[Lines of data]

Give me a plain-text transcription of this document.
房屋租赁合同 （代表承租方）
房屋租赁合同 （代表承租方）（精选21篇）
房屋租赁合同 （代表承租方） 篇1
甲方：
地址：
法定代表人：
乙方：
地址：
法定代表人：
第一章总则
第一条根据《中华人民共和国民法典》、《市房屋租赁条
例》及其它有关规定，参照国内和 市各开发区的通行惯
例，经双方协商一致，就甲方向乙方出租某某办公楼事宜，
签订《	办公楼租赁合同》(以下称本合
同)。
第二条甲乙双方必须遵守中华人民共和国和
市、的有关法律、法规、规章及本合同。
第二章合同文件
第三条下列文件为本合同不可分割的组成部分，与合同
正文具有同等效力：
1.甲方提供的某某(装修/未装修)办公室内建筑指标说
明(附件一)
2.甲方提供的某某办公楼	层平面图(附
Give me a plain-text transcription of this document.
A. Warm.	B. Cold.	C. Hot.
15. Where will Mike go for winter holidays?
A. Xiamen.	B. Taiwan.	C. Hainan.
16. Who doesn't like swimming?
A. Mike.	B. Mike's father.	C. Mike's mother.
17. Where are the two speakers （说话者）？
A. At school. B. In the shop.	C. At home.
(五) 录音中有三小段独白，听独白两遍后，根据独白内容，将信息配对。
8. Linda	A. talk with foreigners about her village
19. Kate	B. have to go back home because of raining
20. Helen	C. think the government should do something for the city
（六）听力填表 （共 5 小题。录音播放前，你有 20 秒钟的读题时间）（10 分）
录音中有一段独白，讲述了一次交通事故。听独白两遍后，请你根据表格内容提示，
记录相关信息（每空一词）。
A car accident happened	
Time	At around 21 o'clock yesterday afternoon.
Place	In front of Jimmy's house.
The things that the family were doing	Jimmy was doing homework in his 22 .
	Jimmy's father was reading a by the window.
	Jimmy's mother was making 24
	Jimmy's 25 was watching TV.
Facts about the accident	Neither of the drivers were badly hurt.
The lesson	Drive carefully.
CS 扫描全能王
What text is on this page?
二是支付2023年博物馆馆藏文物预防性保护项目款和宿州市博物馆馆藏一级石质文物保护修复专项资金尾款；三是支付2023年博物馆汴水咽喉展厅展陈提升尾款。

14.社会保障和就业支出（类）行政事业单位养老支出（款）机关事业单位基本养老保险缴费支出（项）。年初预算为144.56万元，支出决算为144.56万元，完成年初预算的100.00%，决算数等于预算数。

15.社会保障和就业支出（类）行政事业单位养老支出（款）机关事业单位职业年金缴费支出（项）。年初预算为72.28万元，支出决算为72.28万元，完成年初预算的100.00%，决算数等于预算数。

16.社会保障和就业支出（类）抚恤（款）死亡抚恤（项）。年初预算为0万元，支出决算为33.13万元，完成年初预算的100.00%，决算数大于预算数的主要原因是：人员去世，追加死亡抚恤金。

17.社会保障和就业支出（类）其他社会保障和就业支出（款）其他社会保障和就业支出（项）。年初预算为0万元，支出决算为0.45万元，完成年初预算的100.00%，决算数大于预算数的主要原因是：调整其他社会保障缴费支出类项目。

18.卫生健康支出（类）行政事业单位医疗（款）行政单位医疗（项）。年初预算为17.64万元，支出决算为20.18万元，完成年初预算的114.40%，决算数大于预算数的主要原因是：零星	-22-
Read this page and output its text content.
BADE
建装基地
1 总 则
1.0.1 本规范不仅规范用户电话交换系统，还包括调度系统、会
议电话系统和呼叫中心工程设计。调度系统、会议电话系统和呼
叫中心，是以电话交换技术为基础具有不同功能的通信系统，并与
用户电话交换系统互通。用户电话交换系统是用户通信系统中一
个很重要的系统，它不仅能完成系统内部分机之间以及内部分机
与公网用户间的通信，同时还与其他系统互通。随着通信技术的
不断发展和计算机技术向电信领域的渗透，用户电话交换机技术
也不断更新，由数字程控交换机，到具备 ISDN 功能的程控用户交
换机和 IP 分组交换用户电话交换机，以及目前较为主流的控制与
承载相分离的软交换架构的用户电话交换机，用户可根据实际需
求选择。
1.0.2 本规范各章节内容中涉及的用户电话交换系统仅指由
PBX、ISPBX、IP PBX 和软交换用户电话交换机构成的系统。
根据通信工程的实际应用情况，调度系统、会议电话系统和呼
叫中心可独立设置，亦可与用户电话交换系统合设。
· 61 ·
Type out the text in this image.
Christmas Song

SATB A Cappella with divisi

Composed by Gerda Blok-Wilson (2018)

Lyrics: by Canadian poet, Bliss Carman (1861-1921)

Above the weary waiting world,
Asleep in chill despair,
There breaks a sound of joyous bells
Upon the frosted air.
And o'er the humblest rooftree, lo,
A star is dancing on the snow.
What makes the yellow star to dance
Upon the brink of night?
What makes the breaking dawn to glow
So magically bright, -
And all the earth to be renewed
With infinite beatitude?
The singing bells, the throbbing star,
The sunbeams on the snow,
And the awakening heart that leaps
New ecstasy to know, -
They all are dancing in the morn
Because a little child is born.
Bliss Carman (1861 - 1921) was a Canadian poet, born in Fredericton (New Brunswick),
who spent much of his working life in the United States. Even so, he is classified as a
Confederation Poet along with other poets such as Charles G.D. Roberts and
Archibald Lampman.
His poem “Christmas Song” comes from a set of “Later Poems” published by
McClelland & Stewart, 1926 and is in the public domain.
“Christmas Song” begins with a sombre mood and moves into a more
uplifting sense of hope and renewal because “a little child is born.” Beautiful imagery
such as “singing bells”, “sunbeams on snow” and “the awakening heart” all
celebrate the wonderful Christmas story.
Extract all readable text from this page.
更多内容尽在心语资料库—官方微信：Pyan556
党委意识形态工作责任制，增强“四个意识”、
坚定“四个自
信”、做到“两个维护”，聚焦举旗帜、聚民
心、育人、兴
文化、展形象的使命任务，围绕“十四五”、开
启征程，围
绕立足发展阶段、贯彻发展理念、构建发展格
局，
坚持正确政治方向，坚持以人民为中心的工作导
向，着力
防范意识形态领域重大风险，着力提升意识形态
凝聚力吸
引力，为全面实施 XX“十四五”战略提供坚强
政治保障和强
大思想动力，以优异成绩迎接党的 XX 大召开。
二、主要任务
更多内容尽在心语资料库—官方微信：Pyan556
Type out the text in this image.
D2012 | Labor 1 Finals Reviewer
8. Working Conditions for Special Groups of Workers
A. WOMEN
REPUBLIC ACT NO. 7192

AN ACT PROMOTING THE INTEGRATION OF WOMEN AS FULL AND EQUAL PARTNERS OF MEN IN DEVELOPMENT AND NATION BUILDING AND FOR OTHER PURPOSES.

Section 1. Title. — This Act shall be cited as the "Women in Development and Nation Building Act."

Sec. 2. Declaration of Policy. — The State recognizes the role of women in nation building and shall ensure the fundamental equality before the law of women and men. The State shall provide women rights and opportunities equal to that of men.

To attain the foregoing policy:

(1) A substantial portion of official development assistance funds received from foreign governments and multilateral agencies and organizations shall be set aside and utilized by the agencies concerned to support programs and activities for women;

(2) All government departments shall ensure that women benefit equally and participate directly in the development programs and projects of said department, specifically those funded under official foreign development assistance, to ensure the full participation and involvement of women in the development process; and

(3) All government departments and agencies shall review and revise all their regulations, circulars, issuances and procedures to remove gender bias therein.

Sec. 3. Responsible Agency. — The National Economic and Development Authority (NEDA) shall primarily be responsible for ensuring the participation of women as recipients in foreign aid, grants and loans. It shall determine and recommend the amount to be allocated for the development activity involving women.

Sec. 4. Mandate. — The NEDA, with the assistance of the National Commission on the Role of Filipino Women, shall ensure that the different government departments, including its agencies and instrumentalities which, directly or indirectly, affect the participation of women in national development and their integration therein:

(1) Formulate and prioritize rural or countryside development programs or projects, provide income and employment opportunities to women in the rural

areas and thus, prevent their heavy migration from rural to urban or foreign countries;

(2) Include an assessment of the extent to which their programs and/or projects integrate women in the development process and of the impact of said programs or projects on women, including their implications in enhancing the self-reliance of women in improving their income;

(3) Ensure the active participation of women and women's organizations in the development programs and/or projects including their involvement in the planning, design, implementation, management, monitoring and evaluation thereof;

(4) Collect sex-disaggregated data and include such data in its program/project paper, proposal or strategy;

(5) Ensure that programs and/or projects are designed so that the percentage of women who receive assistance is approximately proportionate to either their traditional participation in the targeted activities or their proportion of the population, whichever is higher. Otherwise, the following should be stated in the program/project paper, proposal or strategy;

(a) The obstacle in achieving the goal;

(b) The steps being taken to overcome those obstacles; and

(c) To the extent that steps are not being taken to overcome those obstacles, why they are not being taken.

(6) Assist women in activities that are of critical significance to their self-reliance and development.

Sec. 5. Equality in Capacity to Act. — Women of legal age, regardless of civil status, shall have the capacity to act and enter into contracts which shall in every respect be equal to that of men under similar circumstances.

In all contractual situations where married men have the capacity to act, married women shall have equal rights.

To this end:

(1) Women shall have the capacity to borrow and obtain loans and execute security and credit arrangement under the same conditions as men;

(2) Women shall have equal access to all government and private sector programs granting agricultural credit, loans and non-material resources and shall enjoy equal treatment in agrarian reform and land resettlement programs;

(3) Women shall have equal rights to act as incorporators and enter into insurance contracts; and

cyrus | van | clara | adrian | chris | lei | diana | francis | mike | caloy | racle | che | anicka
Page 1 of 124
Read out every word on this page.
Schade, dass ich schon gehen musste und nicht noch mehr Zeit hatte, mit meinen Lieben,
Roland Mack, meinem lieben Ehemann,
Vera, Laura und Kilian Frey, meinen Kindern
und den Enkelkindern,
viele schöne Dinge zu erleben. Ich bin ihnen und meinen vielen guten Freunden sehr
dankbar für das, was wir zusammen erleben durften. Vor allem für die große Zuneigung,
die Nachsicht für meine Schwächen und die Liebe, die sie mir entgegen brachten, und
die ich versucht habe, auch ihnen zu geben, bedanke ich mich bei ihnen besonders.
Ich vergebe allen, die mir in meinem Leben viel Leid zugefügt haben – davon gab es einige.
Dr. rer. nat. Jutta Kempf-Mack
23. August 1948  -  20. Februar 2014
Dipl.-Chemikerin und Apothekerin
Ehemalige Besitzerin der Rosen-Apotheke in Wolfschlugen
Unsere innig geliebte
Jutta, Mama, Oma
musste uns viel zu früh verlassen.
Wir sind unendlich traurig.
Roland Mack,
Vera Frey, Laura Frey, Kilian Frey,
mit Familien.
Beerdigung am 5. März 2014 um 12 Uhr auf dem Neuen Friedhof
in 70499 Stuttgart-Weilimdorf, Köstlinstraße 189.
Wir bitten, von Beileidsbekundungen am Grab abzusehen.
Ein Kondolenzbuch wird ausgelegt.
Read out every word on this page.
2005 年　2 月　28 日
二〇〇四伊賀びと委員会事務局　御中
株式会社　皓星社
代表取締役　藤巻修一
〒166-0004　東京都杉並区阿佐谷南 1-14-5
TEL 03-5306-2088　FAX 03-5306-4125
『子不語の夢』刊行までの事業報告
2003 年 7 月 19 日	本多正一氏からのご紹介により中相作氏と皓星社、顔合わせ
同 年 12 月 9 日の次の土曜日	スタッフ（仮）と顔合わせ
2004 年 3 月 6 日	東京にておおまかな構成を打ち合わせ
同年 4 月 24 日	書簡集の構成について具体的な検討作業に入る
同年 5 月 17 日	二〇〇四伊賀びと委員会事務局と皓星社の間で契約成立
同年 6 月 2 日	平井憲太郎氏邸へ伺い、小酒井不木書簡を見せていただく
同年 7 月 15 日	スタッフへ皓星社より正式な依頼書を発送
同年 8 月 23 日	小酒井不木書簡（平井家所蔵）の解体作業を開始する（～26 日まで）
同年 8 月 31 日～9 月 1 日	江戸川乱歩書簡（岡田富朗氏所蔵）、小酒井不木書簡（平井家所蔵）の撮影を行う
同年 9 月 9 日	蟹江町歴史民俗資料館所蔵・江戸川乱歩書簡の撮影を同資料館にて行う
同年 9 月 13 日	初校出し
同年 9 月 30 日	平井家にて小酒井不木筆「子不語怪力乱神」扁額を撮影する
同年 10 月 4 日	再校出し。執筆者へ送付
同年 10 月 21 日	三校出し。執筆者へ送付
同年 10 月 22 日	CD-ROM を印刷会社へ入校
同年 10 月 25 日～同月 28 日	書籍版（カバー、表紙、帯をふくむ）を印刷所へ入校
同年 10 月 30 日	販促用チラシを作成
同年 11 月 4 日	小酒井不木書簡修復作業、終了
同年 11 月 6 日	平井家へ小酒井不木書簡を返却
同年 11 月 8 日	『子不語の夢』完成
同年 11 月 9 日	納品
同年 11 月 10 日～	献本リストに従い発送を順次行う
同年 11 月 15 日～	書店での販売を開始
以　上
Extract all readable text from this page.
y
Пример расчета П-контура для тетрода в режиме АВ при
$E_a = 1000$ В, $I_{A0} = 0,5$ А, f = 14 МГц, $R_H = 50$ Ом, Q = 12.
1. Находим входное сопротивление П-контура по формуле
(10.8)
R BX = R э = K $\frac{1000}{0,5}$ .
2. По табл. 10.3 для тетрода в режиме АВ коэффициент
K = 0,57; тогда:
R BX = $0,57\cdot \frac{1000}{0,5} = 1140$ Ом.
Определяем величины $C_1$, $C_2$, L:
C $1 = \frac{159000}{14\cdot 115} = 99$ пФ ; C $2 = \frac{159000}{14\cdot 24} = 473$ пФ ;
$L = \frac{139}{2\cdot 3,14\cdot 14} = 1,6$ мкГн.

» WHAT THE EXERCISE ASKS: Identify and copy all lines with the word "little".

» ANSWER FOR THE TASK:
Because a little child is born.
uplifting sense of hope and renewal because “a little child is born.” Beautiful imagery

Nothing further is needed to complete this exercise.